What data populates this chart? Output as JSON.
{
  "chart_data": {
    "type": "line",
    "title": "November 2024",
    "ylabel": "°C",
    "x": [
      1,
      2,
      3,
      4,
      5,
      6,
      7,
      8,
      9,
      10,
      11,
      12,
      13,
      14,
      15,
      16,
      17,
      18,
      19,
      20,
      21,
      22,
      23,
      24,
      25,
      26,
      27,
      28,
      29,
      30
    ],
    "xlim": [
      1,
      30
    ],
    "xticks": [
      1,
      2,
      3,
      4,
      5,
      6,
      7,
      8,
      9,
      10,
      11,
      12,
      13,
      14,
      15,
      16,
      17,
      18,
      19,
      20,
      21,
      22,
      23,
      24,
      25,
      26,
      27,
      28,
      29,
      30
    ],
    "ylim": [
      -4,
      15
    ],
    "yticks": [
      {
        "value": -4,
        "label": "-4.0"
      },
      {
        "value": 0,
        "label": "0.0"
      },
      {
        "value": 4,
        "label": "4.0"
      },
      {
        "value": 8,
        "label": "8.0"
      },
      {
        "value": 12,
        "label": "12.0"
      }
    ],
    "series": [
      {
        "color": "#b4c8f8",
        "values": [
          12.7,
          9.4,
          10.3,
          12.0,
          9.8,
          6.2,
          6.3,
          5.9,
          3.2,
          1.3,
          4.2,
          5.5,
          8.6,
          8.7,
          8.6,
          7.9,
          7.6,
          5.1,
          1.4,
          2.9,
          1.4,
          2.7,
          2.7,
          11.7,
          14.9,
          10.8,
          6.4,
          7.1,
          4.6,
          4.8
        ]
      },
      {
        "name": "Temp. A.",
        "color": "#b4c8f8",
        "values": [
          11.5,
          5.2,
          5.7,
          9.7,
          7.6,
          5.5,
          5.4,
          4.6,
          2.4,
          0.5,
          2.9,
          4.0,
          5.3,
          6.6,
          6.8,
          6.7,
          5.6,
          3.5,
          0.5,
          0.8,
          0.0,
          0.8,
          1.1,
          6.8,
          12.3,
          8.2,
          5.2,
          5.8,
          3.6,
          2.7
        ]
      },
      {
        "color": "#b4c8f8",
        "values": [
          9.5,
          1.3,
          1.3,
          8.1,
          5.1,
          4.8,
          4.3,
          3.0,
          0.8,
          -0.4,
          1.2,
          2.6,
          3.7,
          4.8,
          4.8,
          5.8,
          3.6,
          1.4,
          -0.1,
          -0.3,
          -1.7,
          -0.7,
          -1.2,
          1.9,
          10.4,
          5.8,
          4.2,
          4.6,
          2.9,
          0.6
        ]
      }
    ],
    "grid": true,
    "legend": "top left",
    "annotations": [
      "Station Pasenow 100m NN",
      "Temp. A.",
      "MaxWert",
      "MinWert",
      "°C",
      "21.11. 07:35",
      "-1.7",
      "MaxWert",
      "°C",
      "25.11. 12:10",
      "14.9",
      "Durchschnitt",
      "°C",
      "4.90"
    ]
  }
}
--- --- ---
- _What is asked_
Reproduce every line above without error.

- _Output below_
What data populates this chart? Output as JSON.
{
  "chart_data": {
    "type": "line",
    "title": "November 2024",
    "ylabel": "°C",
    "x": [
      1,
      2,
      3,
      4,
      5,
      6,
      7,
      8,
      9,
      10,
      11,
      12,
      13,
      14,
      15,
      16,
      17,
      18,
      19,
      20,
      21,
      22,
      23,
      24,
      25,
      26,
      27,
      28,
      29,
      30
    ],
    "xlim": [
      1,
      30
    ],
    "xticks": [
      1,
      2,
      3,
      4,
      5,
      6,
      7,
      8,
      9,
      10,
      11,
      12,
      13,
      14,
      15,
      16,
      17,
      18,
      19,
      20,
      21,
      22,
      23,
      24,
      25,
      26,
      27,
      28,
      29,
      30
    ],
    "ylim": [
      -4,
      15
    ],
    "yticks": [
      {
        "value": -4,
        "label": "-4.0"
      },
      {
        "value": 0,
        "label": "0.0"
      },
      {
        "value": 4,
        "label": "4.0"
      },
      {
        "value": 8,
        "label": "8.0"
      },
      {
        "value": 12,
        "label": "12.0"
      }
    ],
    "series": [
      {
        "color": "#b4c8f8",
        "values": [
          12.7,
          9.4,
          10.3,
          12.0,
          9.8,
          6.2,
          6.3,
          5.9,
          3.2,
          1.3,
          4.2,
          5.5,
          8.6,
          8.7,
          8.6,
          7.9,
          7.6,
          5.1,
          1.4,
          2.9,
          1.4,
          2.7,
          2.7,
          11.7,
          14.9,
          10.8,
          6.4,
          7.1,
          4.6,
          4.8
        ]
      },
      {
        "name": "Temp. A.",
        "color": "#b4c8f8",
        "values": [
          11.5,
          5.2,
          5.7,
          9.7,
          7.6,
          5.5,
          5.4,
          4.6,
          2.4,
          0.5,
          2.9,
          4.0,
          5.3,
          6.6,
          6.8,
          6.7,
          5.6,
          3.5,
          0.5,
          0.8,
          0.0,
          0.8,
          1.1,
          6.8,
          12.3,
          8.2,
          5.2,
          5.8,
          3.6,
          2.7
        ]
      },
      {
        "color": "#b4c8f8",
        "values": [
          9.5,
          1.3,
          1.3,
          8.1,
          5.1,
          4.8,
          4.3,
          3.0,
          0.8,
          -0.4,
          1.2,
          2.6,
          3.7,
          4.8,
          4.8,
          5.8,
          3.6,
          1.4,
          -0.1,
          -0.3,
          -1.7,
          -0.7,
          -1.2,
          1.9,
          10.4,
          5.8,
          4.2,
          4.6,
          2.9,
          0.6
        ]
      }
    ],
    "grid": true,
    "legend": "top left",
    "annotations": [
      "Station Pasenow 100m NN",
      "Temp. A.",
      "MaxWert",
      "MinWert",
      "°C",
      "21.11. 07:35",
      "-1.7",
      "MaxWert",
      "°C",
      "25.11. 12:10",
      "14.9",
      "Durchschnitt",
      "°C",
      "4.90"
    ]
  }
}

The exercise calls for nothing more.